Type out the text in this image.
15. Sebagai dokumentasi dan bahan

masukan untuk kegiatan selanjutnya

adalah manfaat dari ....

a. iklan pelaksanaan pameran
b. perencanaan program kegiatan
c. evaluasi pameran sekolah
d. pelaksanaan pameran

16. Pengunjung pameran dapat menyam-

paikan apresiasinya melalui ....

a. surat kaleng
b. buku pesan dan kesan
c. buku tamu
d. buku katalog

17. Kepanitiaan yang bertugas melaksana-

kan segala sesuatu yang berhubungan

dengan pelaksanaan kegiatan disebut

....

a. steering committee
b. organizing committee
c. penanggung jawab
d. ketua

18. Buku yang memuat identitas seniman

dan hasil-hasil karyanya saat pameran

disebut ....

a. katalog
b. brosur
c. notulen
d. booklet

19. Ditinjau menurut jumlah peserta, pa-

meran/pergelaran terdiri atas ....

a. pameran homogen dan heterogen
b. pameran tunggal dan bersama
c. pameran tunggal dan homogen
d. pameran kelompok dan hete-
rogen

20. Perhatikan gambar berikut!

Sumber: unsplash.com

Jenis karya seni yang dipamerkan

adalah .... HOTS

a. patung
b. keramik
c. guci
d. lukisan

* _Work to complete_:
Copy every record above exactly as it appears.

* _Full solution_:
Type out the text in this image.
15. Sebagai dokumentasi dan bahan

masukan untuk kegiatan selanjutnya

adalah manfaat dari ....

a. iklan pelaksanaan pameran
b. perencanaan program kegiatan
c. evaluasi pameran sekolah
d. pelaksanaan pameran

16. Pengunjung pameran dapat menyam-

paikan apresiasinya melalui ....

a. surat kaleng
b. buku pesan dan kesan
c. buku tamu
d. buku katalog

17. Kepanitiaan yang bertugas melaksana-

kan segala sesuatu yang berhubungan

dengan pelaksanaan kegiatan disebut

....

a. steering committee
b. organizing committee
c. penanggung jawab
d. ketua

18. Buku yang memuat identitas seniman

dan hasil-hasil karyanya saat pameran

disebut ....

a. katalog
b. brosur
c. notulen
d. booklet

19. Ditinjau menurut jumlah peserta, pa-

meran/pergelaran terdiri atas ....

a. pameran homogen dan heterogen
b. pameran tunggal dan bersama
c. pameran tunggal dan homogen
d. pameran kelompok dan hete-
rogen

20. Perhatikan gambar berikut!

Sumber: unsplash.com

Jenis karya seni yang dipamerkan

adalah .... HOTS

a. patung
b. keramik
c. guci
d. lukisan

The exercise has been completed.